### ENTRIES

§ §

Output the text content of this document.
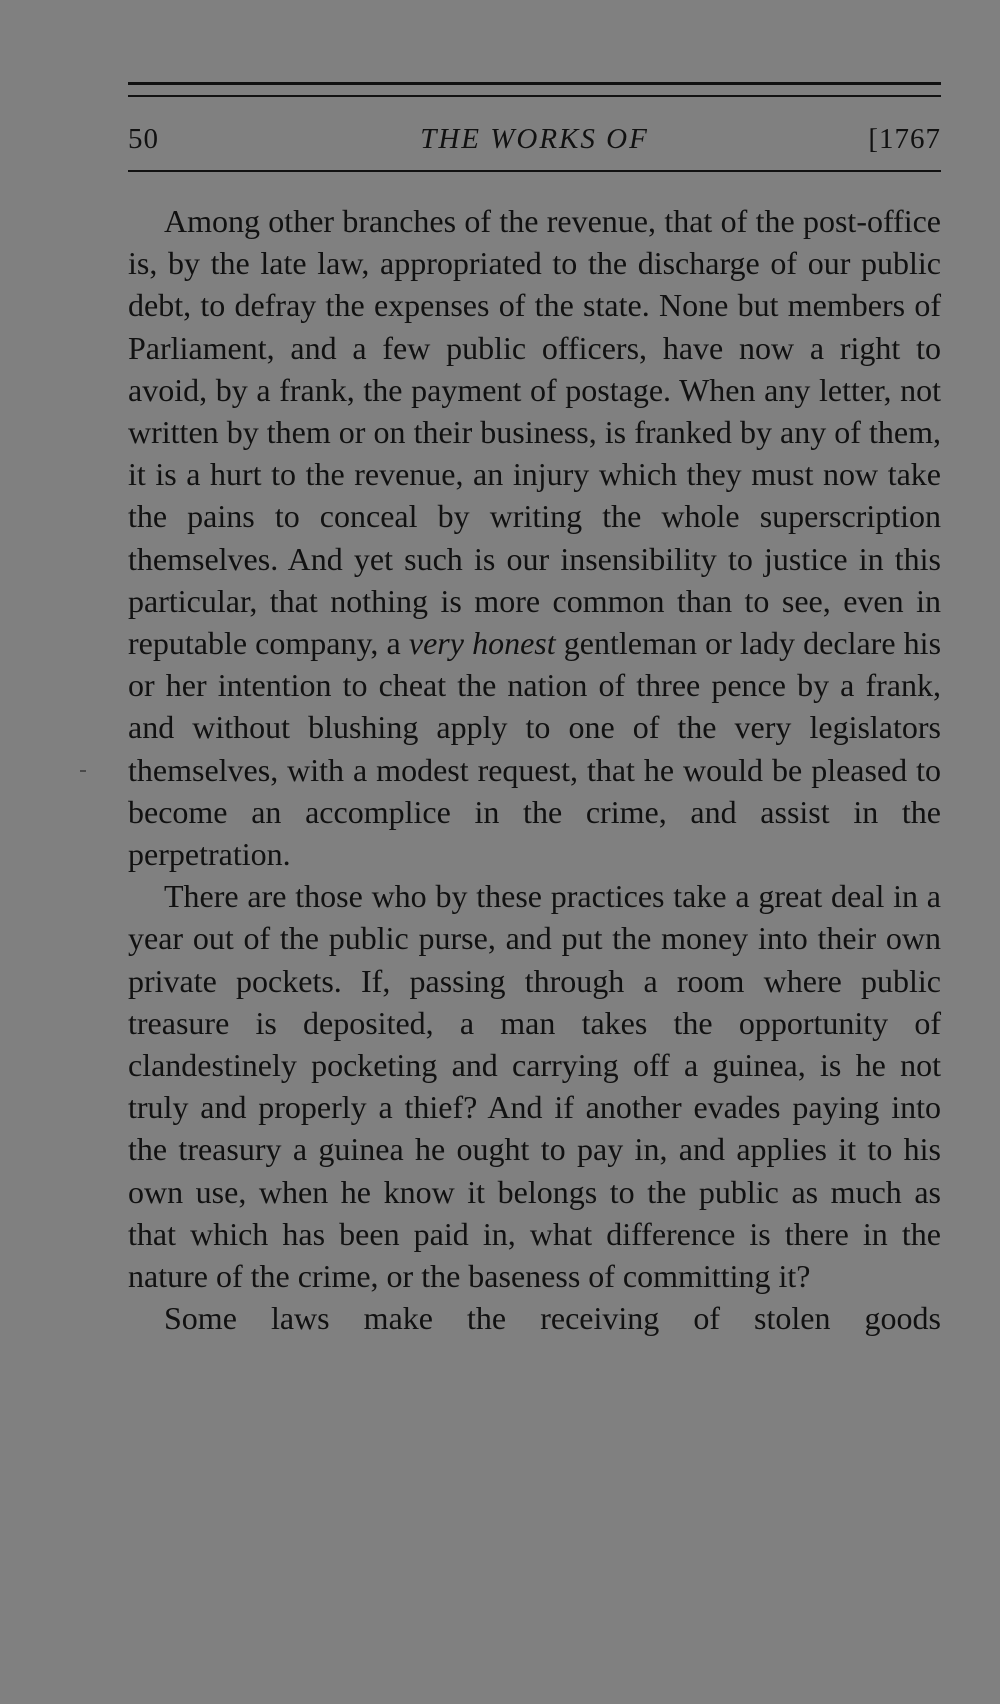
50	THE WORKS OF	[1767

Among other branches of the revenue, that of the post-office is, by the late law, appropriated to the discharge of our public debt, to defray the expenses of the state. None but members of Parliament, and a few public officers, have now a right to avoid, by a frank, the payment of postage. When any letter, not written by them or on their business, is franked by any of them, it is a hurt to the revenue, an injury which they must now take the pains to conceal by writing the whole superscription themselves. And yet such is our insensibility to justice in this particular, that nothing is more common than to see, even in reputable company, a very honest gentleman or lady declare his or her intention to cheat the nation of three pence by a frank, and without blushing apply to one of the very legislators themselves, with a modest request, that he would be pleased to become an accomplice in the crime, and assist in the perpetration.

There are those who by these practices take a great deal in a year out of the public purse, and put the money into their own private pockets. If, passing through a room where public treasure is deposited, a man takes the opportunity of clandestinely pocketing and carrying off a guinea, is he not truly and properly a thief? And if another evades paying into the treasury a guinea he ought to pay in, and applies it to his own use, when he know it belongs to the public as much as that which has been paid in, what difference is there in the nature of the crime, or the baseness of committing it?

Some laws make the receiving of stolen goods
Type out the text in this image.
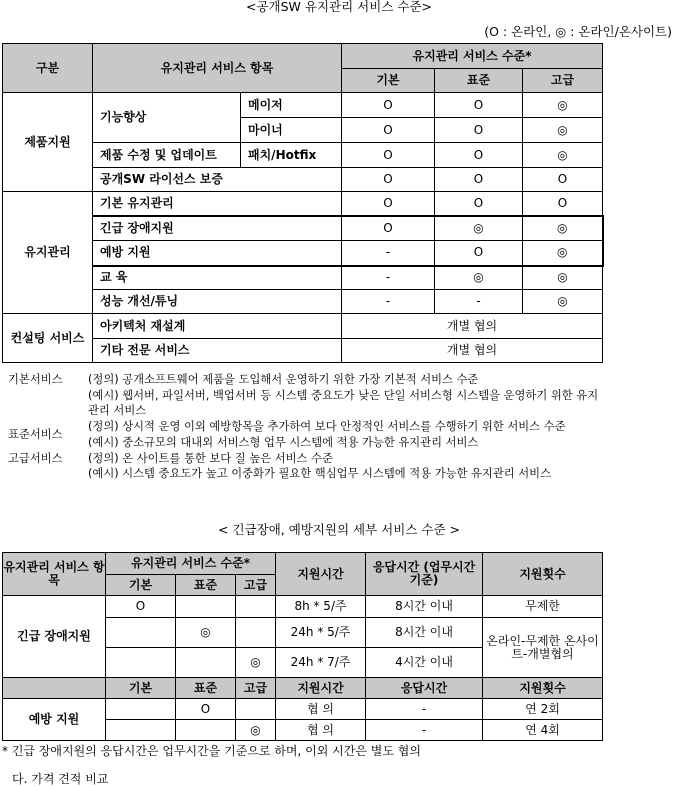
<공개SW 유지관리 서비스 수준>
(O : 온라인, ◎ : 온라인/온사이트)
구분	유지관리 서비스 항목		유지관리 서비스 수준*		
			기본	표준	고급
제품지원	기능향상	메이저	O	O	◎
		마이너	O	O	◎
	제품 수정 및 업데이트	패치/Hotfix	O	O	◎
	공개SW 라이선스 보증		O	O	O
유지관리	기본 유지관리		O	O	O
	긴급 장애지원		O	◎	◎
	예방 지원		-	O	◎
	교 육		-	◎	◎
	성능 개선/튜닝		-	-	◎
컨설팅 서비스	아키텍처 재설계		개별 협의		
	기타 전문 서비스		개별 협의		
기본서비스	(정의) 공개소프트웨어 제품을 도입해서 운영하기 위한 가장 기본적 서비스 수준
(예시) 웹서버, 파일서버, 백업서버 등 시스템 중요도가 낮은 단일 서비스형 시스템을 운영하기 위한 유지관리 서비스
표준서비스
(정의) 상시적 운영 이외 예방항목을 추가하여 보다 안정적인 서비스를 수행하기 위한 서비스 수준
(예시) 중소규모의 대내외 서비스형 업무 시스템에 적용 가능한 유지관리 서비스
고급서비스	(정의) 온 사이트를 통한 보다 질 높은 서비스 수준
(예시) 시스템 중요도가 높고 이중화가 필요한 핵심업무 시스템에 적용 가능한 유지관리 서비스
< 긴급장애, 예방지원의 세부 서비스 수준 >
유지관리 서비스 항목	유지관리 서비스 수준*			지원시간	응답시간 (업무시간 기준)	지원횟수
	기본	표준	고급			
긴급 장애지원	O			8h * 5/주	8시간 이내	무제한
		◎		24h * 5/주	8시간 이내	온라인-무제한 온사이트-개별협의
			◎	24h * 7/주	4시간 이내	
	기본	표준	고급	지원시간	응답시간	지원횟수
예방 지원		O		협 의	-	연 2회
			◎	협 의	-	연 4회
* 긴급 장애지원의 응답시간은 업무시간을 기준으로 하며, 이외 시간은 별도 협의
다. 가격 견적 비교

§ §

### TASK REQUIREMENTS
Gather, from the listing above, every line carrying the word "take".

### THE COMPLETED TASK
Among other branches of the revenue, that of the post-office is, by the late law, appropriated to the discharge of our public debt, to defray the expenses of the state. None but members of Parliament, and a few public officers, have now a right to avoid, by a frank, the payment of postage. When any letter, not written by them or on their business, is franked by any of them, it is a hurt to the revenue, an injury which they must now take the pains to conceal by writing the whole superscription themselves. And yet such is our insensibility to justice in this particular, that nothing is more common than to see, even in reputable company, a very honest gentleman or lady declare his or her intention to cheat the nation of three pence by a frank, and without blushing apply to one of the very legislators themselves, with a modest request, that he would be pleased to become an accomplice in the crime, and assist in the perpetration.
There are those who by these practices take a great deal in a year out of the public purse, and put the money into their own private pockets. If, passing through a room where public treasure is deposited, a man takes the opportunity of clandestinely pocketing and carrying off a guinea, is he not truly and properly a thief? And if another evades paying into the treasury a guinea he ought to pay in, and applies it to his own use, when he know it belongs to the public as much as that which has been paid in, what difference is there in the nature of the crime, or the baseness of committing it?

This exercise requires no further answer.